Exercise prompt: In the entries below, find every line with "subject" and copy it.
═══
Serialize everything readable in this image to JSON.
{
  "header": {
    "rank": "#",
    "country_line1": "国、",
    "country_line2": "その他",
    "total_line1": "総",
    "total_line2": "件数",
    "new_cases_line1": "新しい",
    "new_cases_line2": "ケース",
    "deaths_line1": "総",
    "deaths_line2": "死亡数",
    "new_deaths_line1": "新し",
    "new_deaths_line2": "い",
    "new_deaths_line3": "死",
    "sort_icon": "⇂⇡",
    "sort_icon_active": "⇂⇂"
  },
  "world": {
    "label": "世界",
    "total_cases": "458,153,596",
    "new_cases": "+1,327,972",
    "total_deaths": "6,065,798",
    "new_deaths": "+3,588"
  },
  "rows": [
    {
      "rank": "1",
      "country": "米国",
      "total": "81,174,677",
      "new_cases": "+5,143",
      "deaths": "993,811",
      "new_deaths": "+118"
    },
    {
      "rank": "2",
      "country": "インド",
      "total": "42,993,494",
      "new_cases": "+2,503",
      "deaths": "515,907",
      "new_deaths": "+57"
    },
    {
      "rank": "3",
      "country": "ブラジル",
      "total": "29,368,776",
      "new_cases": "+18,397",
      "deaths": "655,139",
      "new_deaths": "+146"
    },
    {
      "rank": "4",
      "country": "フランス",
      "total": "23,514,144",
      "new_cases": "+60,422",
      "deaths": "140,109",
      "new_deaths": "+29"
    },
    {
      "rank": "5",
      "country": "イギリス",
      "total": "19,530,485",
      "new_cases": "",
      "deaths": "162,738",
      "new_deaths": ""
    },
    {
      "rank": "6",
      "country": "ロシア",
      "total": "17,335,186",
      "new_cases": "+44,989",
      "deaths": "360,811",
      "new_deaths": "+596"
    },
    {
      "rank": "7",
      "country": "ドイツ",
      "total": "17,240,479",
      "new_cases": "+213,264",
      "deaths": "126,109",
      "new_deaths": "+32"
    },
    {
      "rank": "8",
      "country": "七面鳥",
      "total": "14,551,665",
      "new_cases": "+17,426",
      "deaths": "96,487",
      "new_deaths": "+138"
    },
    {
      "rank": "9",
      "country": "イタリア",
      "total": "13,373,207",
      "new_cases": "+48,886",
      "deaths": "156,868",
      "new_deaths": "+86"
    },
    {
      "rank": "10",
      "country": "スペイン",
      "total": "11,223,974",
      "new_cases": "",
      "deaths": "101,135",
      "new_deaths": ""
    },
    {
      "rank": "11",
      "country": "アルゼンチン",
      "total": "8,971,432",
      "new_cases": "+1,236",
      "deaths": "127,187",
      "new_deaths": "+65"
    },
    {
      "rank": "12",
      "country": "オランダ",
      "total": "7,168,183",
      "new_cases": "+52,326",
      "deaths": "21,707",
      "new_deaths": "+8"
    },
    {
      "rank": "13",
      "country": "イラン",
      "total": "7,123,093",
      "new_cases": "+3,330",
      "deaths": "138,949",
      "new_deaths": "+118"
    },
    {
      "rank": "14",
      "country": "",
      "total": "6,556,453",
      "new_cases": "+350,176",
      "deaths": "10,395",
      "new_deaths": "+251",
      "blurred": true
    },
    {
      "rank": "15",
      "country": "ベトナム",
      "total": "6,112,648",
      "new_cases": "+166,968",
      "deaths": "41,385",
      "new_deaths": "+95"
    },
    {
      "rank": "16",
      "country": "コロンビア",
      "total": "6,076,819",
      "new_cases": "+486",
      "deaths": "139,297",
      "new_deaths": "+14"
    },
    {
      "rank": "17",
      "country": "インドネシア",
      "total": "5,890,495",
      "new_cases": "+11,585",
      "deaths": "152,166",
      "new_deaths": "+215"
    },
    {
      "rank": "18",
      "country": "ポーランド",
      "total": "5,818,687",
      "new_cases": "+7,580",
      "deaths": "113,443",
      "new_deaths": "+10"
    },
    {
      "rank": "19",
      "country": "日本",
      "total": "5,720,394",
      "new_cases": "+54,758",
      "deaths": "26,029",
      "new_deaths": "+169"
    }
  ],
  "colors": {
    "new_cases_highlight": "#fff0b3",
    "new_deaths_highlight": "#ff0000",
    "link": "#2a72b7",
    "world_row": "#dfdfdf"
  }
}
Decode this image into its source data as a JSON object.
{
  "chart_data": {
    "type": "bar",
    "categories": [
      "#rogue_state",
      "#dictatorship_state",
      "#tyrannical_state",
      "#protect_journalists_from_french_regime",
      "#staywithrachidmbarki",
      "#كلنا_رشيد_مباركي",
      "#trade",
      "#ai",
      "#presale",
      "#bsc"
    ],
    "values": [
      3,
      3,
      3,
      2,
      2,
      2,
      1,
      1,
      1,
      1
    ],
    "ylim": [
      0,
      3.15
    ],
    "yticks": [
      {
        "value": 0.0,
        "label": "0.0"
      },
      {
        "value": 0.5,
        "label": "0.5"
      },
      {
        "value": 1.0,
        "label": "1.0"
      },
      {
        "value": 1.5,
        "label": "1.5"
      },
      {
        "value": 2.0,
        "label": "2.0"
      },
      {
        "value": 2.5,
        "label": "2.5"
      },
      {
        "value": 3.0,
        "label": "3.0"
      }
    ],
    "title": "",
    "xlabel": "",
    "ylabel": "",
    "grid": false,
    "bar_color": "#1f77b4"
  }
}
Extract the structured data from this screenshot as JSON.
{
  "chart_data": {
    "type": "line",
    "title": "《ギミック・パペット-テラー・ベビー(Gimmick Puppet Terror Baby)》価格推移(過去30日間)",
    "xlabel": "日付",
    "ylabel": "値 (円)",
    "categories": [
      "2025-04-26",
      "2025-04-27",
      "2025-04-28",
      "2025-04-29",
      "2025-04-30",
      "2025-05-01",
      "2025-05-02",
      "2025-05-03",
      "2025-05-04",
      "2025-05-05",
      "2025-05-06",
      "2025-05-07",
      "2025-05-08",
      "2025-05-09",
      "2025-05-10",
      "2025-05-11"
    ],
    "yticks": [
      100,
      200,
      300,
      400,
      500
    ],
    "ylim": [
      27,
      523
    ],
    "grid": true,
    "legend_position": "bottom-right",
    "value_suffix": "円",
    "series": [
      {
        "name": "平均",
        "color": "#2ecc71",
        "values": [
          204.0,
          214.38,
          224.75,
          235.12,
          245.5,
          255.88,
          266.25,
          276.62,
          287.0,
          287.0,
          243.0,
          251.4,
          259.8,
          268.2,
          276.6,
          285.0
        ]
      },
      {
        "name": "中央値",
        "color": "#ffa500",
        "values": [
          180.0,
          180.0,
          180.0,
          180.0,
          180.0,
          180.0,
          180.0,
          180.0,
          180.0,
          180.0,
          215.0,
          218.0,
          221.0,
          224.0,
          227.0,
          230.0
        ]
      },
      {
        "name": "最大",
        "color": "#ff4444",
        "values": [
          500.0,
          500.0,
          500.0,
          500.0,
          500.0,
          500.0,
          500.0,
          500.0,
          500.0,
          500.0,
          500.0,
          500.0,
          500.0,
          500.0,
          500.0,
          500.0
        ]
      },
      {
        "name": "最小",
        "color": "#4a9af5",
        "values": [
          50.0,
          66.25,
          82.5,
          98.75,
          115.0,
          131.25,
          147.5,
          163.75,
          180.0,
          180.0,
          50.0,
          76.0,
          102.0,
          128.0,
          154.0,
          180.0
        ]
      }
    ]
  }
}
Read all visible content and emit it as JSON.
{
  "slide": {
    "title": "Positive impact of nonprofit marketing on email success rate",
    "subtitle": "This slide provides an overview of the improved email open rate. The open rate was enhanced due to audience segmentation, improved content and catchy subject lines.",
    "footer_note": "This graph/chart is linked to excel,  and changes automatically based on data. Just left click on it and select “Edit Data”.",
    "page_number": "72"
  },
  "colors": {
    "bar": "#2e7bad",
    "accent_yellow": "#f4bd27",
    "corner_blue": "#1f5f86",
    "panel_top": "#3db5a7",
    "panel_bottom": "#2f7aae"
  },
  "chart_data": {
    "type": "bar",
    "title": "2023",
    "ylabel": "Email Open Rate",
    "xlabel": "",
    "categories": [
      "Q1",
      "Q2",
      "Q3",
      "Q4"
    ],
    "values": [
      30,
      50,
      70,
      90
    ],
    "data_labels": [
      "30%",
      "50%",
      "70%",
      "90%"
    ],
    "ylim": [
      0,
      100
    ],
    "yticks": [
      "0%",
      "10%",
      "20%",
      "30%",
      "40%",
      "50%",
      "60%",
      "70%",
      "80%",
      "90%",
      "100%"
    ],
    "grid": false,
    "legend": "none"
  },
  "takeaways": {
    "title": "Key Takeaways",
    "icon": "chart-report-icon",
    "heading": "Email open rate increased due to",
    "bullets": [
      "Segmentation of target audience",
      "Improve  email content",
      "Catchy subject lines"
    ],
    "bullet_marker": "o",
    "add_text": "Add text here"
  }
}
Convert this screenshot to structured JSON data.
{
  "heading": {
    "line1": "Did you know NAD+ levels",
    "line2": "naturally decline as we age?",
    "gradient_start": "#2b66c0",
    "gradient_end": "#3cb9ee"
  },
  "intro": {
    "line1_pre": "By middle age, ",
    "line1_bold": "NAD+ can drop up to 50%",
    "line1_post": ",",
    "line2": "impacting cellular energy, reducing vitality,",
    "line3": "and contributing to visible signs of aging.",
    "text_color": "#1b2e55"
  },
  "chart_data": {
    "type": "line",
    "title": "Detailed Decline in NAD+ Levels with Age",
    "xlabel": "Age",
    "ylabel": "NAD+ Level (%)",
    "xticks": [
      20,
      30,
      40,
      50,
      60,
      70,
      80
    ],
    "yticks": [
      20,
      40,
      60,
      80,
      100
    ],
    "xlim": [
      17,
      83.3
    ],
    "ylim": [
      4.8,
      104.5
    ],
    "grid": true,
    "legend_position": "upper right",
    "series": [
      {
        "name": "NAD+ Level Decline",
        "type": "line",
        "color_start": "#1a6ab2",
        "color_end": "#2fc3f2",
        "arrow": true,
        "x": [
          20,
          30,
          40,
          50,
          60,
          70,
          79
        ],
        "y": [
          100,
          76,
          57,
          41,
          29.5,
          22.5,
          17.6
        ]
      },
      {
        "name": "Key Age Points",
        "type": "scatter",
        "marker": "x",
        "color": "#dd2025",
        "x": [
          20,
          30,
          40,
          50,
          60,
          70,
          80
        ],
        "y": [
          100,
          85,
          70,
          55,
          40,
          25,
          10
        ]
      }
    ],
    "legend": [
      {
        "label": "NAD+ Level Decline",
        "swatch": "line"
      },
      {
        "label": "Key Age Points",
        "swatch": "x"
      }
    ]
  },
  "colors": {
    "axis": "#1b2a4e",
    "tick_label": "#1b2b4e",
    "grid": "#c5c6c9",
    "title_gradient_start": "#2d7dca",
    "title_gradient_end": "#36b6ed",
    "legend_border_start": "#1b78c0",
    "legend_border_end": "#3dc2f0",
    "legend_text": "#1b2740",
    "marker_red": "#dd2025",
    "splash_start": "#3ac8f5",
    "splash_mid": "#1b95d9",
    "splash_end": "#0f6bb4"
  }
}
═══
Result of the exercise:
    "subtitle": "This slide provides an overview of the improved email open rate. The open rate was enhanced due to audience segmentation, improved content and catchy subject lines.",
      "Catchy subject lines"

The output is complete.